A esto se suma además la histórica vulneración del derecho al acceso a la tierra ancestral de los pueblos indígenas peruanos. Las comunidades indígenas no tienen títulos, lo que las hace presa fácil de funcionarios corruptos y de redes criminales. Son más de 24 millones de hectáreas de tierras indígenas peruanas que aún esperan reconocimiento formal. El resultado previsible: más enfrentamientos, conflictos y violencias hacia defensores del ambiente, principalmente mujeres y niñas indígenas.

Comercializadoras y exportadores utilizan estructuras del oro ilegal.
Al mismo tiempo, las redes criminales se benefician de estos vacíos del Estado para organizar la ocupación irregular e ilegal de tierras amazónicas por parte de campesinos y comunidades con el objetivo de después venderlas, sobre todo a grandes grupos empresariales.
Los productos derivados de la minería ilegal, el tráfico de madera y el tráfico de vida silvestre de origen peruano han inundado los mercados nacionales e internacionales. Cerca del 80% de la madera que se exporta tiene origen ilegal y abastece mercados internacionales como Estados Unidos, México, República Dominicana y China. Lo mismo ocurre con el “oro sucio” peruano que llega a refinerías de Suiza, Estados Unidos, India, Canadá y Emiratos Árabes, donde un kilo puede costar cerca de US$ 60,000.

###

> **Consigna 1**:
Responde, a partir del fragmento seleccionado, cada una de estas preguntas:
(a) ¿Cuántas hectáreas de tierras indígenas peruanas esperan todavía reconocimiento formal?
(b) ¿Qué porcentaje aproximado de la madera exportada tiene origen ilegal?
(c) ¿Cuánto puede costar un kilo de "oro sucio" peruano en las refinerías a las que llega?
> **Consigna 2**: Prolonga el fragmento sobre las tierras indígenas y el comercio ilegal en Perú a partir de su última oración.

###

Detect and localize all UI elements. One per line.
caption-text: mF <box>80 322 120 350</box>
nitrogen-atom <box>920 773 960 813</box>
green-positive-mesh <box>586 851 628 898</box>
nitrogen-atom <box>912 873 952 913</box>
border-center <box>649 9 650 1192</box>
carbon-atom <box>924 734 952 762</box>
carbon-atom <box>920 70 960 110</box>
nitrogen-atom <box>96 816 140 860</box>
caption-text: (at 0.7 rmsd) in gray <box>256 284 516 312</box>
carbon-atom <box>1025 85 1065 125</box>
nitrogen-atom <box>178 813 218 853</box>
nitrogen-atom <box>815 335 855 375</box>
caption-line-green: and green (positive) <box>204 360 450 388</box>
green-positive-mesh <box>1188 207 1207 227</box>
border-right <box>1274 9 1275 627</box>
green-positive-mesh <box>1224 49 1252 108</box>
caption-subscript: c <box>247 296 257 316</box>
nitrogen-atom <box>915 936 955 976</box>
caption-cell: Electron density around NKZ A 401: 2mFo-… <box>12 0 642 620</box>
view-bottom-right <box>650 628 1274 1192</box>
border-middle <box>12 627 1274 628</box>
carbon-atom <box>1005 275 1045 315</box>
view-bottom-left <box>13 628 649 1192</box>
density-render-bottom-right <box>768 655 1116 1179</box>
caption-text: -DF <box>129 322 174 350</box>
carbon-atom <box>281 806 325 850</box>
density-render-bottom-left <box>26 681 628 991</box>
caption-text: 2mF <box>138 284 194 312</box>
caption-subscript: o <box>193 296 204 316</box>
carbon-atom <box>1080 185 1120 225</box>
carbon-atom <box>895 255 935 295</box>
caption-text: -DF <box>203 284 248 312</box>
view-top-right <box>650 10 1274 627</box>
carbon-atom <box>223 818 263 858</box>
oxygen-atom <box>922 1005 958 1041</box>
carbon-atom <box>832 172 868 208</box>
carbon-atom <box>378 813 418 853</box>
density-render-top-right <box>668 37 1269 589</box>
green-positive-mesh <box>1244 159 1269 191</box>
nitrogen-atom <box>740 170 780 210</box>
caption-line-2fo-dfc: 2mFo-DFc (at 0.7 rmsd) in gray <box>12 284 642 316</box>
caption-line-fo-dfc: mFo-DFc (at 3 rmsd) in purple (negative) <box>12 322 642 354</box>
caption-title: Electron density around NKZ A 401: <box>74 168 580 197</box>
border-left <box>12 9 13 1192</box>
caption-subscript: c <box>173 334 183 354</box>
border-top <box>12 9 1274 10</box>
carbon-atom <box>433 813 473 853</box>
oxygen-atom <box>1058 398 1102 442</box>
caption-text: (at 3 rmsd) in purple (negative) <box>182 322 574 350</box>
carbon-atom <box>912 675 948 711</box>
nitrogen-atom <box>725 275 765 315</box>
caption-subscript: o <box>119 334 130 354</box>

###

> **Respuesta 1**:
(a) Más de 24 millones de hectáreas.
(b) Cerca del 80%.
(c) Cerca de US$ 60,000.

> **Respuesta 2**:
Las comercializadoras y exportadoras de madera utilizan las mismas estructuras y modalidades de la cadena de oro ilegal para dinamizar los flujos financieros ilícitos. Ambas dependen de redes criminales corporativas y de mano de obra barata. Aprovechan las economías informales, el uso extensivo de dinero en efectivo, así como de testaferros y empresas fachadas para simular ventas, facturaciones sobre o subvaloradas. Después lavan los recursos obtenidos de otras actividades ilícitas así como sucede en el narcotráfico. De acuerdo a la Unidad de Inteligencia Financiera del Perú, en 2018, cerca del 65% de la madera extraída en Perú estaba vinculada a redes de lavado de activos.
La explotación insostenible de recursos naturales tiene raíces profundas. Sin embargo, queda evidente que un elemento favorable para el crimen organizado ambiental es la corrupción extendida y sistemática, que tanto potencializa la ruina ambiental como también debilita el propio Estado de derecho.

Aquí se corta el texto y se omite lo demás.